* [Exercise]:
Only lines holding the word "Antropología" should be copied from the material.

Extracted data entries
***

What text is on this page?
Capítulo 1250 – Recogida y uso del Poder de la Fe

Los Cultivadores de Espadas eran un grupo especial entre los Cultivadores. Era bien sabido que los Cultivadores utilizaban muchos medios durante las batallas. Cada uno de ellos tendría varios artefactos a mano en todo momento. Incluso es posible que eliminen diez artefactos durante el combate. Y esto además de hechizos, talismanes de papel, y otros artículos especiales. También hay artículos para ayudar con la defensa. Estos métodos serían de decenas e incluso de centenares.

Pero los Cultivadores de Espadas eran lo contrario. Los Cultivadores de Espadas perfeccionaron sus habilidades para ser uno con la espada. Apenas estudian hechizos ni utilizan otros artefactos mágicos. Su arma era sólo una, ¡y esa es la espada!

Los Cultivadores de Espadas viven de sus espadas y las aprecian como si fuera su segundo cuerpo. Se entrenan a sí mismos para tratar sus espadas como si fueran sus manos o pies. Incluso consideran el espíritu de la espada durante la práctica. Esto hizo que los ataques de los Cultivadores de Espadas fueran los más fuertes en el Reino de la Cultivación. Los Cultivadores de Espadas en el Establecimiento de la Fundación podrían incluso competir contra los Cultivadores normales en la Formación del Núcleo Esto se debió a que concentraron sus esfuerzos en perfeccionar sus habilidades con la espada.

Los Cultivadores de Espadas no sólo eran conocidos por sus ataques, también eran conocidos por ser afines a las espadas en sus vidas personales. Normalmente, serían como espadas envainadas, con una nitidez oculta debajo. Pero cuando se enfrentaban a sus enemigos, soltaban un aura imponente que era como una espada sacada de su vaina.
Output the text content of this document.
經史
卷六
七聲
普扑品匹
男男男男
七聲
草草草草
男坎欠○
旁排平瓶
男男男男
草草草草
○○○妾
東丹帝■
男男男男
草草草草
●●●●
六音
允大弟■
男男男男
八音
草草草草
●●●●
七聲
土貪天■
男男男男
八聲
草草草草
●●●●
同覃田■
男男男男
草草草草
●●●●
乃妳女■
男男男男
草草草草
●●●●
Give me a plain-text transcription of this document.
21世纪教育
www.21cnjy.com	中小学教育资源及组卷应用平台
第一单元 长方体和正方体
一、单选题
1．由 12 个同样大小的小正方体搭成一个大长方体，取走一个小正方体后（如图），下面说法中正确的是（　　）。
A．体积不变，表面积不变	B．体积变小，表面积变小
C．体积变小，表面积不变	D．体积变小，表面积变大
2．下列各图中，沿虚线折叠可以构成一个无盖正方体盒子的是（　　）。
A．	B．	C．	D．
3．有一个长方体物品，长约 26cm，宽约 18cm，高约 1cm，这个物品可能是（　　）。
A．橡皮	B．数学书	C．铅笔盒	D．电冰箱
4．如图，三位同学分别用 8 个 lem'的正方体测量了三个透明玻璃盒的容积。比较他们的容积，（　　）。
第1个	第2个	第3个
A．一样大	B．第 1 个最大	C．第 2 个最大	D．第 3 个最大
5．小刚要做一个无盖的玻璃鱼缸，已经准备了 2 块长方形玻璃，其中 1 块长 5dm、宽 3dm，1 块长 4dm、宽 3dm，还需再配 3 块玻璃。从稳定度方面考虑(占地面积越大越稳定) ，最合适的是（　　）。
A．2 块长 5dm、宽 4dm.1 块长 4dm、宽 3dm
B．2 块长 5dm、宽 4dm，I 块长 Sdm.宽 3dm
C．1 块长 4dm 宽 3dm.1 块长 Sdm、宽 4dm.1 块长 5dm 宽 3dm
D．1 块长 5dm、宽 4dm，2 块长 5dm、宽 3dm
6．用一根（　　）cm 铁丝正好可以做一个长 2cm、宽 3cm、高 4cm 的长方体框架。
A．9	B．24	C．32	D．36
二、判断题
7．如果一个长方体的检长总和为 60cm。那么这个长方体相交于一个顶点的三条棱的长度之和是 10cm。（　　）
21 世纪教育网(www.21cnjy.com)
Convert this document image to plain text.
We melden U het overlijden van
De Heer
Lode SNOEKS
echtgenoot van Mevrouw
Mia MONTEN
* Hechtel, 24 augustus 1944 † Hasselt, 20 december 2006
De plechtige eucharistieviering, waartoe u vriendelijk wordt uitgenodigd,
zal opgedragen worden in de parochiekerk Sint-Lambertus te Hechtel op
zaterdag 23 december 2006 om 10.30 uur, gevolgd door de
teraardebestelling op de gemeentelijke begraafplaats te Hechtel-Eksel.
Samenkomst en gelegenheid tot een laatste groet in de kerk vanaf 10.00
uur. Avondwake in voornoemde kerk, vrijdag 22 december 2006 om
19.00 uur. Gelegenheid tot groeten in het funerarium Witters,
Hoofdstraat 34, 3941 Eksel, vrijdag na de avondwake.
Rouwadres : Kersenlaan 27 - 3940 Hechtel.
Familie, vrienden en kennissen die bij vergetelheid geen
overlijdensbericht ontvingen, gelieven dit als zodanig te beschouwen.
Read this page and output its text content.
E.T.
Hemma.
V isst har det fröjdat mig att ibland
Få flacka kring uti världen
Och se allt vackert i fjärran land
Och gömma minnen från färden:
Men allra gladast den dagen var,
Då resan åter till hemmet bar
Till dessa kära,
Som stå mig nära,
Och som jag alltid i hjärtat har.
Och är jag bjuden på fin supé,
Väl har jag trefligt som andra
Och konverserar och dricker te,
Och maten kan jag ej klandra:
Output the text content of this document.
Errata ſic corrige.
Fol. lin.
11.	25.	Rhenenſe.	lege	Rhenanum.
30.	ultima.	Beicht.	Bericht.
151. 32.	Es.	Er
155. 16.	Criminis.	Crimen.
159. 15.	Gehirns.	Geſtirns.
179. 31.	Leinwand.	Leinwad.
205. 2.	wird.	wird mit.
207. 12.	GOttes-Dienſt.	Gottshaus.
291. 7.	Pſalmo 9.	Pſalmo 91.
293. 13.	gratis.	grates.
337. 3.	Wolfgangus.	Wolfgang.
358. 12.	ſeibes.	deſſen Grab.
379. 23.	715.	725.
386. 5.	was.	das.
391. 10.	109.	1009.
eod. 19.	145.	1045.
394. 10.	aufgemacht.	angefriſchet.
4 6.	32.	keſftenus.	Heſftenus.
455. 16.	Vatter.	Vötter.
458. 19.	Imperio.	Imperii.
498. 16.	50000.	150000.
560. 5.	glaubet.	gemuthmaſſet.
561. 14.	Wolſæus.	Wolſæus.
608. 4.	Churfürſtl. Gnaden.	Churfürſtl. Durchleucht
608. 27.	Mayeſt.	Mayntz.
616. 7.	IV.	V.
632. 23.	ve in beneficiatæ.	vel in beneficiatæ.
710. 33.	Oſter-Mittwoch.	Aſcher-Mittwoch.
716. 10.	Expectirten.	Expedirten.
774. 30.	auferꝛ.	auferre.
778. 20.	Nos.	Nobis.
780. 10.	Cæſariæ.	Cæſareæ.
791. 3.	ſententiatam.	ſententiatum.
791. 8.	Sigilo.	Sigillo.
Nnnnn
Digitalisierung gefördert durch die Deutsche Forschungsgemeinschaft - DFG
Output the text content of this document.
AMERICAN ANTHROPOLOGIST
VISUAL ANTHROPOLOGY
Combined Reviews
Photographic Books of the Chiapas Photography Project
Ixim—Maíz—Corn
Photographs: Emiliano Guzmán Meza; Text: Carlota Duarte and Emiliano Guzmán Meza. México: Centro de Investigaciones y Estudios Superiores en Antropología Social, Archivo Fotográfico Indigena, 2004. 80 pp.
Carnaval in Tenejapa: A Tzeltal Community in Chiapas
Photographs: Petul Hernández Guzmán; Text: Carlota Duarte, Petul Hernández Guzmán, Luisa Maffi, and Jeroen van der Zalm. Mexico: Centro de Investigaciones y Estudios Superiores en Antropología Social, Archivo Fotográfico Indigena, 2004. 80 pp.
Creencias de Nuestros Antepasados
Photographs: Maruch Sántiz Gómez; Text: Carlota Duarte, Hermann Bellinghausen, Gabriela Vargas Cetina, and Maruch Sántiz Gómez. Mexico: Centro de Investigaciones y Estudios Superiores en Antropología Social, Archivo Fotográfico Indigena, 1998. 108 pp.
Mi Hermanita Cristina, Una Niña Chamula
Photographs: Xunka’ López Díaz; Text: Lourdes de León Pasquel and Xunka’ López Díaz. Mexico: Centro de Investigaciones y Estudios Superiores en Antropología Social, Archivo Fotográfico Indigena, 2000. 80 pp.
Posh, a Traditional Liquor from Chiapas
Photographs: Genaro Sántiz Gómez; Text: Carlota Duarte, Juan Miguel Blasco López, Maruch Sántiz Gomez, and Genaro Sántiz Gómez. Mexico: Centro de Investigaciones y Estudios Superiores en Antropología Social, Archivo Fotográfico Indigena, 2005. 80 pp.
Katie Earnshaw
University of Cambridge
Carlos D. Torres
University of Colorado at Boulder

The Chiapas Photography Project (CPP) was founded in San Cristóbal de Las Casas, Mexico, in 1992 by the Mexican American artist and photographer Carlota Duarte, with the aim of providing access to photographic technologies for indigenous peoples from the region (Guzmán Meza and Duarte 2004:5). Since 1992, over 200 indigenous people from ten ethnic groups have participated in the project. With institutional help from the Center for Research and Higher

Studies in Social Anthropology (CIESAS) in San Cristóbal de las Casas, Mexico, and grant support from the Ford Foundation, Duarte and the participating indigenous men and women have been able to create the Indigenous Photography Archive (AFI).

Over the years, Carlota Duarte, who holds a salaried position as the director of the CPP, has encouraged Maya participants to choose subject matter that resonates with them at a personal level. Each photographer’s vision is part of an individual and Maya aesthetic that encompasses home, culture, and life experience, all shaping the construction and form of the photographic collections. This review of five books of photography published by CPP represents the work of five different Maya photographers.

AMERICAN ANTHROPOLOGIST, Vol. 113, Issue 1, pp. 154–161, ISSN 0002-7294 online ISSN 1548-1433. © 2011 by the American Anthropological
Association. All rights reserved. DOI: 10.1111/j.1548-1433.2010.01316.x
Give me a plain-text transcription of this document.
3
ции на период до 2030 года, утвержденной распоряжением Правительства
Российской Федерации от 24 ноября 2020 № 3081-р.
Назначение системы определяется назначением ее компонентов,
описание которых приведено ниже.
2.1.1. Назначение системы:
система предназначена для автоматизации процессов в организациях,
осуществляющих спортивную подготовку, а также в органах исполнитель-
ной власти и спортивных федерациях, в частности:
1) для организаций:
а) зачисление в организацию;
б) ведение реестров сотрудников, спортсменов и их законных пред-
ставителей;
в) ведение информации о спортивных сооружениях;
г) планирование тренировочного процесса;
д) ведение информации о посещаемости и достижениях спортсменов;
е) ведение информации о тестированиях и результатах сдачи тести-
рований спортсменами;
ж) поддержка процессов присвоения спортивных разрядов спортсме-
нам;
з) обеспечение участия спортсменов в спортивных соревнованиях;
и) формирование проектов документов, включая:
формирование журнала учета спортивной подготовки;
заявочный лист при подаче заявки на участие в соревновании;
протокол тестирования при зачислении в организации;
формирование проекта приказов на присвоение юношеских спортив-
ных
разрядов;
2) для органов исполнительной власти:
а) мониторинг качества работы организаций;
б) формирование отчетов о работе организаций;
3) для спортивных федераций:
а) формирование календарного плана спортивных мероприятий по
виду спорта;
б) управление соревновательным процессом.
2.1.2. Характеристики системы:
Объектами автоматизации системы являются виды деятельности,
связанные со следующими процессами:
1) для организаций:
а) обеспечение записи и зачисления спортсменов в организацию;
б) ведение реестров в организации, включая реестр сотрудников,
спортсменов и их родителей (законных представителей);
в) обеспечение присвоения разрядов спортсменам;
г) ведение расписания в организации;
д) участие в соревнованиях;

***

* [Expected output]:
Photographs: Emiliano Guzmán Meza; Text: Carlota Duarte and Emiliano Guzmán Meza. México: Centro de Investigaciones y Estudios Superiores en Antropología Social, Archivo Fotográfico Indigena, 2004. 80 pp.
Photographs: Petul Hernández Guzmán; Text: Carlota Duarte, Petul Hernández Guzmán, Luisa Maffi, and Jeroen van der Zalm. Mexico: Centro de Investigaciones y Estudios Superiores en Antropología Social, Archivo Fotográfico Indigena, 2004. 80 pp.
Photographs: Maruch Sántiz Gómez; Text: Carlota Duarte, Hermann Bellinghausen, Gabriela Vargas Cetina, and Maruch Sántiz Gómez. Mexico: Centro de Investigaciones y Estudios Superiores en Antropología Social, Archivo Fotográfico Indigena, 1998. 108 pp.
Photographs: Xunka’ López Díaz; Text: Lourdes de León Pasquel and Xunka’ López Díaz. Mexico: Centro de Investigaciones y Estudios Superiores en Antropología Social, Archivo Fotográfico Indigena, 2000. 80 pp.
Photographs: Genaro Sántiz Gómez; Text: Carlota Duarte, Juan Miguel Blasco López, Maruch Sántiz Gomez, and Genaro Sántiz Gómez. Mexico: Centro de Investigaciones y Estudios Superiores en Antropología Social, Archivo Fotográfico Indigena, 2005. 80 pp.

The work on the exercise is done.